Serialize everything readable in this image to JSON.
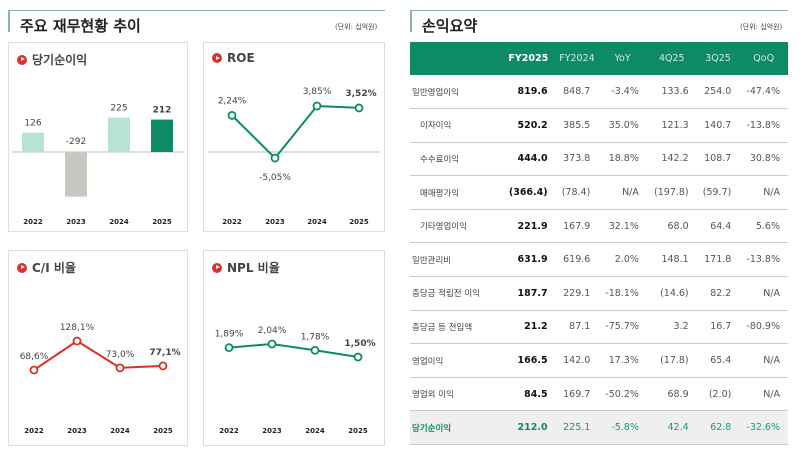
{
  "left": {
    "title": "주요 재무현황 추이",
    "unit": "(단위: 십억원)"
  },
  "right": {
    "title": "손익요약",
    "unit": "(단위: 십억원)"
  },
  "colors": {
    "green": "#0d8a66",
    "mint": "#b6e3d4",
    "gray": "#c9c7c1",
    "red": "#d8322b"
  },
  "chart_data": [
    {
      "title": "당기순이익",
      "type": "bar",
      "categories": [
        "2022",
        "2023",
        "2024",
        "2025"
      ],
      "values": [
        126,
        -292,
        225,
        212
      ],
      "labels": [
        "126",
        "-292",
        "225",
        "212"
      ]
    },
    {
      "title": "ROE",
      "type": "line",
      "categories": [
        "2022",
        "2023",
        "2024",
        "2025"
      ],
      "values": [
        2.24,
        -5.05,
        3.85,
        3.52
      ],
      "labels": [
        "2,24%",
        "-5,05%",
        "3,85%",
        "3,52%"
      ]
    },
    {
      "title": "C/I 비율",
      "type": "line",
      "categories": [
        "2022",
        "2023",
        "2024",
        "2025"
      ],
      "values": [
        68.6,
        128.1,
        73.0,
        77.1
      ],
      "labels": [
        "68,6%",
        "128,1%",
        "73,0%",
        "77,1%"
      ]
    },
    {
      "title": "NPL 비율",
      "type": "line",
      "categories": [
        "2022",
        "2023",
        "2024",
        "2025"
      ],
      "values": [
        1.89,
        2.04,
        1.78,
        1.5
      ],
      "labels": [
        "1,89%",
        "2,04%",
        "1,78%",
        "1,50%"
      ]
    }
  ],
  "table": {
    "headers": [
      "",
      "FY2025",
      "FY2024",
      "YoY",
      "4Q25",
      "3Q25",
      "QoQ"
    ],
    "rows": [
      {
        "label": "일반영업이익",
        "indent": false,
        "cells": [
          "819.6",
          "848.7",
          "-3.4%",
          "133.6",
          "254.0",
          "-47.4%"
        ]
      },
      {
        "label": "이자이익",
        "indent": true,
        "cells": [
          "520.2",
          "385.5",
          "35.0%",
          "121.3",
          "140.7",
          "-13.8%"
        ]
      },
      {
        "label": "수수료이익",
        "indent": true,
        "cells": [
          "444.0",
          "373.8",
          "18.8%",
          "142.2",
          "108.7",
          "30.8%"
        ]
      },
      {
        "label": "매매평가익",
        "indent": true,
        "cells": [
          "(366.4)",
          "(78.4)",
          "N/A",
          "(197.8)",
          "(59.7)",
          "N/A"
        ]
      },
      {
        "label": "기타영업이익",
        "indent": true,
        "cells": [
          "221.9",
          "167.9",
          "32.1%",
          "68.0",
          "64.4",
          "5.6%"
        ]
      },
      {
        "label": "일반관리비",
        "indent": false,
        "cells": [
          "631.9",
          "619.6",
          "2.0%",
          "148.1",
          "171.8",
          "-13.8%"
        ]
      },
      {
        "label": "충당금 적립전 이익",
        "indent": false,
        "cells": [
          "187.7",
          "229.1",
          "-18.1%",
          "(14.6)",
          "82.2",
          "N/A"
        ]
      },
      {
        "label": "충당금 등 전입액",
        "indent": false,
        "cells": [
          "21.2",
          "87.1",
          "-75.7%",
          "3.2",
          "16.7",
          "-80.9%"
        ]
      },
      {
        "label": "영업이익",
        "indent": false,
        "cells": [
          "166.5",
          "142.0",
          "17.3%",
          "(17.8)",
          "65.4",
          "N/A"
        ]
      },
      {
        "label": "영업외 이익",
        "indent": false,
        "cells": [
          "84.5",
          "169.7",
          "-50.2%",
          "68.9",
          "(2.0)",
          "N/A"
        ]
      },
      {
        "label": "당기순이익",
        "indent": false,
        "total": true,
        "cells": [
          "212.0",
          "225.1",
          "-5.8%",
          "42.4",
          "62.8",
          "-32.6%"
        ]
      }
    ]
  }
}
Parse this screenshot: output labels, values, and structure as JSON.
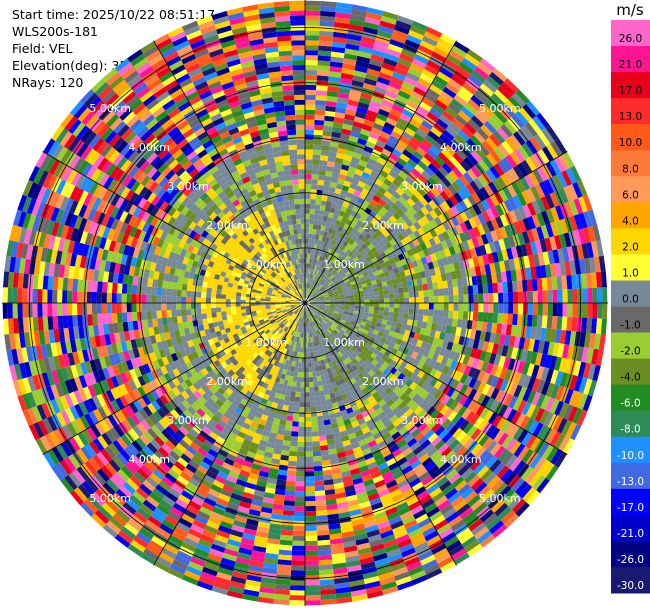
{
  "info": {
    "start_time": "Start time: 2025/10/22 08:51:17",
    "instrument": "WLS200s-181",
    "field": "Field: VEL",
    "elevation": "Elevation(deg): 35.00",
    "nrays": "NRays: 120"
  },
  "chart_data": {
    "type": "heatmap",
    "projection": "polar PPI",
    "field": "VEL",
    "nrays": 120,
    "range_max_km": 5.5,
    "grid": true,
    "range_ring_labels": [
      "1.00km",
      "2.00km",
      "3.00km",
      "4.00km",
      "5.00km"
    ],
    "colorbar": {
      "unit": "m/s",
      "position": "right",
      "tick_labels": [
        "26.0",
        "21.0",
        "17.0",
        "13.0",
        "10.0",
        "8.0",
        "6.0",
        "4.0",
        "2.0",
        "1.0",
        "0.0",
        "-1.0",
        "-2.0",
        "-4.0",
        "-6.0",
        "-8.0",
        "-10.0",
        "-13.0",
        "-17.0",
        "-21.0",
        "-26.0",
        "-30.0"
      ],
      "colors": [
        "#ff66cc",
        "#ff1493",
        "#e8001c",
        "#ff2a2a",
        "#ff5a1a",
        "#ff7a3a",
        "#ff9a5a",
        "#ffa500",
        "#ffd700",
        "#ffff33",
        "#778899",
        "#696969",
        "#9acd32",
        "#6b8e23",
        "#228b22",
        "#2e8b57",
        "#1e90ff",
        "#4169e1",
        "#0000ff",
        "#0000cd",
        "#000080",
        "#191970"
      ]
    }
  }
}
========
→ **SET PROBLEM**: With the pictures omitted, reproduce the records in full and exactly.

→ **RESPONSE**:
Serialize everything readable in this image to JSON.
{
  "left": {
    "title": "주요 재무현황 추이",
    "unit": "(단위: 십억원)"
  },
  "right": {
    "title": "손익요약",
    "unit": "(단위: 십억원)"
  },
  "colors": {
    "green": "#0d8a66",
    "mint": "#b6e3d4",
    "gray": "#c9c7c1",
    "red": "#d8322b"
  },
  "chart_data": [
    {
      "title": "당기순이익",
      "type": "bar",
      "categories": [
        "2022",
        "2023",
        "2024",
        "2025"
      ],
      "values": [
        126,
        -292,
        225,
        212
      ],
      "labels": [
        "126",
        "-292",
        "225",
        "212"
      ]
    },
    {
      "title": "ROE",
      "type": "line",
      "categories": [
        "2022",
        "2023",
        "2024",
        "2025"
      ],
      "values": [
        2.24,
        -5.05,
        3.85,
        3.52
      ],
      "labels": [
        "2,24%",
        "-5,05%",
        "3,85%",
        "3,52%"
      ]
    },
    {
      "title": "C/I 비율",
      "type": "line",
      "categories": [
        "2022",
        "2023",
        "2024",
        "2025"
      ],
      "values": [
        68.6,
        128.1,
        73.0,
        77.1
      ],
      "labels": [
        "68,6%",
        "128,1%",
        "73,0%",
        "77,1%"
      ]
    },
    {
      "title": "NPL 비율",
      "type": "line",
      "categories": [
        "2022",
        "2023",
        "2024",
        "2025"
      ],
      "values": [
        1.89,
        2.04,
        1.78,
        1.5
      ],
      "labels": [
        "1,89%",
        "2,04%",
        "1,78%",
        "1,50%"
      ]
    }
  ],
  "table": {
    "headers": [
      "",
      "FY2025",
      "FY2024",
      "YoY",
      "4Q25",
      "3Q25",
      "QoQ"
    ],
    "rows": [
      {
        "label": "일반영업이익",
        "indent": false,
        "cells": [
          "819.6",
          "848.7",
          "-3.4%",
          "133.6",
          "254.0",
          "-47.4%"
        ]
      },
      {
        "label": "이자이익",
        "indent": true,
        "cells": [
          "520.2",
          "385.5",
          "35.0%",
          "121.3",
          "140.7",
          "-13.8%"
        ]
      },
      {
        "label": "수수료이익",
        "indent": true,
        "cells": [
          "444.0",
          "373.8",
          "18.8%",
          "142.2",
          "108.7",
          "30.8%"
        ]
      },
      {
        "label": "매매평가익",
        "indent": true,
        "cells": [
          "(366.4)",
          "(78.4)",
          "N/A",
          "(197.8)",
          "(59.7)",
          "N/A"
        ]
      },
      {
        "label": "기타영업이익",
        "indent": true,
        "cells": [
          "221.9",
          "167.9",
          "32.1%",
          "68.0",
          "64.4",
          "5.6%"
        ]
      },
      {
        "label": "일반관리비",
        "indent": false,
        "cells": [
          "631.9",
          "619.6",
          "2.0%",
          "148.1",
          "171.8",
          "-13.8%"
        ]
      },
      {
        "label": "충당금 적립전 이익",
        "indent": false,
        "cells": [
          "187.7",
          "229.1",
          "-18.1%",
          "(14.6)",
          "82.2",
          "N/A"
        ]
      },
      {
        "label": "충당금 등 전입액",
        "indent": false,
        "cells": [
          "21.2",
          "87.1",
          "-75.7%",
          "3.2",
          "16.7",
          "-80.9%"
        ]
      },
      {
        "label": "영업이익",
        "indent": false,
        "cells": [
          "166.5",
          "142.0",
          "17.3%",
          "(17.8)",
          "65.4",
          "N/A"
        ]
      },
      {
        "label": "영업외 이익",
        "indent": false,
        "cells": [
          "84.5",
          "169.7",
          "-50.2%",
          "68.9",
          "(2.0)",
          "N/A"
        ]
      },
      {
        "label": "당기순이익",
        "indent": false,
        "total": true,
        "cells": [
          "212.0",
          "225.1",
          "-5.8%",
          "42.4",
          "62.8",
          "-32.6%"
        ]
      }
    ]
  }
}
Parse this screenshot: output labels, values, and structure as JSON.
{
  "info": {
    "start_time": "Start time: 2025/10/22 08:51:17",
    "instrument": "WLS200s-181",
    "field": "Field: VEL",
    "elevation": "Elevation(deg): 35.00",
    "nrays": "NRays: 120"
  },
  "chart_data": {
    "type": "heatmap",
    "projection": "polar PPI",
    "field": "VEL",
    "nrays": 120,
    "range_max_km": 5.5,
    "grid": true,
    "range_ring_labels": [
      "1.00km",
      "2.00km",
      "3.00km",
      "4.00km",
      "5.00km"
    ],
    "colorbar": {
      "unit": "m/s",
      "position": "right",
      "tick_labels": [
        "26.0",
        "21.0",
        "17.0",
        "13.0",
        "10.0",
        "8.0",
        "6.0",
        "4.0",
        "2.0",
        "1.0",
        "0.0",
        "-1.0",
        "-2.0",
        "-4.0",
        "-6.0",
        "-8.0",
        "-10.0",
        "-13.0",
        "-17.0",
        "-21.0",
        "-26.0",
        "-30.0"
      ],
      "colors": [
        "#ff66cc",
        "#ff1493",
        "#e8001c",
        "#ff2a2a",
        "#ff5a1a",
        "#ff7a3a",
        "#ff9a5a",
        "#ffa500",
        "#ffd700",
        "#ffff33",
        "#778899",
        "#696969",
        "#9acd32",
        "#6b8e23",
        "#228b22",
        "#2e8b57",
        "#1e90ff",
        "#4169e1",
        "#0000ff",
        "#0000cd",
        "#000080",
        "#191970"
      ]
    }
  }
}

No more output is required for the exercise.